▶ **DATA EXTRACT**:
------------------------
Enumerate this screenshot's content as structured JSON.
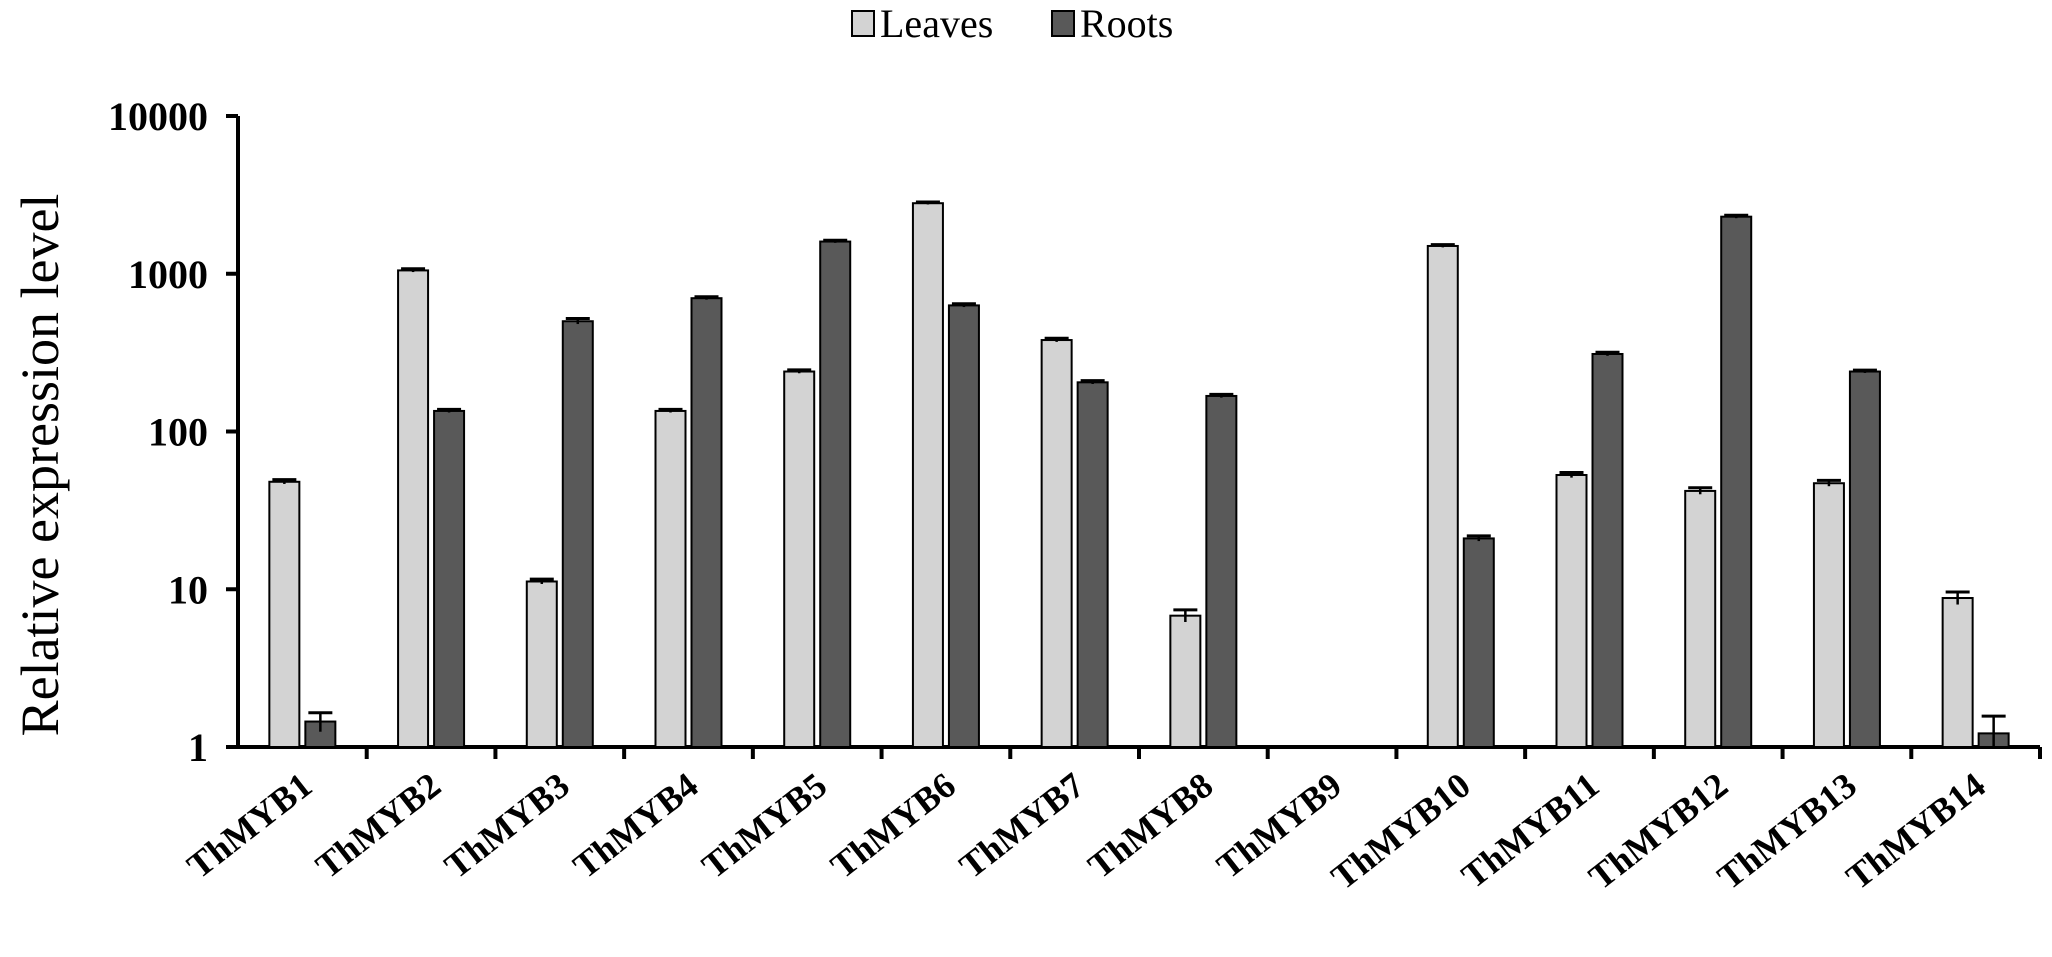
{
  "chart_data": {
    "type": "bar",
    "title": "",
    "xlabel": "",
    "ylabel": "Relative expression level",
    "y_scale": "log",
    "ylim": [
      1,
      10000
    ],
    "y_ticks": [
      "1",
      "10",
      "100",
      "1000",
      "10000"
    ],
    "grid": false,
    "legend_position": "top-center",
    "categories": [
      "ThMYB1",
      "ThMYB2",
      "ThMYB3",
      "ThMYB4",
      "ThMYB5",
      "ThMYB6",
      "ThMYB7",
      "ThMYB8",
      "ThMYB9",
      "ThMYB10",
      "ThMYB11",
      "ThMYB12",
      "ThMYB13",
      "ThMYB14"
    ],
    "series": [
      {
        "name": "Leaves",
        "color": "#d3d3d3",
        "values": [
          48,
          1050,
          11.2,
          135,
          240,
          2800,
          380,
          6.8,
          null,
          1500,
          53,
          42,
          47,
          8.8
        ],
        "errors": [
          1.5,
          25,
          0.4,
          3,
          6,
          50,
          10,
          0.6,
          null,
          30,
          2,
          2,
          2,
          0.8
        ]
      },
      {
        "name": "Roots",
        "color": "#595959",
        "values": [
          1.45,
          135,
          500,
          700,
          1600,
          630,
          205,
          168,
          null,
          21,
          310,
          2300,
          240,
          1.22
        ],
        "errors": [
          0.2,
          3,
          20,
          15,
          30,
          15,
          5,
          4,
          null,
          0.8,
          8,
          50,
          5,
          0.35
        ]
      }
    ]
  }
}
------------------------
▶ **TO DO**: Pictures are excluded; output everything else in the data verbatim.

▶ **ANSWER TO THIS EXERCISE**:
Enumerate this screenshot's content as structured JSON.
{
  "chart_data": {
    "type": "bar",
    "title": "",
    "xlabel": "",
    "ylabel": "Relative expression level",
    "y_scale": "log",
    "ylim": [
      1,
      10000
    ],
    "y_ticks": [
      "1",
      "10",
      "100",
      "1000",
      "10000"
    ],
    "grid": false,
    "legend_position": "top-center",
    "categories": [
      "ThMYB1",
      "ThMYB2",
      "ThMYB3",
      "ThMYB4",
      "ThMYB5",
      "ThMYB6",
      "ThMYB7",
      "ThMYB8",
      "ThMYB9",
      "ThMYB10",
      "ThMYB11",
      "ThMYB12",
      "ThMYB13",
      "ThMYB14"
    ],
    "series": [
      {
        "name": "Leaves",
        "color": "#d3d3d3",
        "values": [
          48,
          1050,
          11.2,
          135,
          240,
          2800,
          380,
          6.8,
          null,
          1500,
          53,
          42,
          47,
          8.8
        ],
        "errors": [
          1.5,
          25,
          0.4,
          3,
          6,
          50,
          10,
          0.6,
          null,
          30,
          2,
          2,
          2,
          0.8
        ]
      },
      {
        "name": "Roots",
        "color": "#595959",
        "values": [
          1.45,
          135,
          500,
          700,
          1600,
          630,
          205,
          168,
          null,
          21,
          310,
          2300,
          240,
          1.22
        ],
        "errors": [
          0.2,
          3,
          20,
          15,
          30,
          15,
          5,
          4,
          null,
          0.8,
          8,
          50,
          5,
          0.35
        ]
      }
    ]
  }
}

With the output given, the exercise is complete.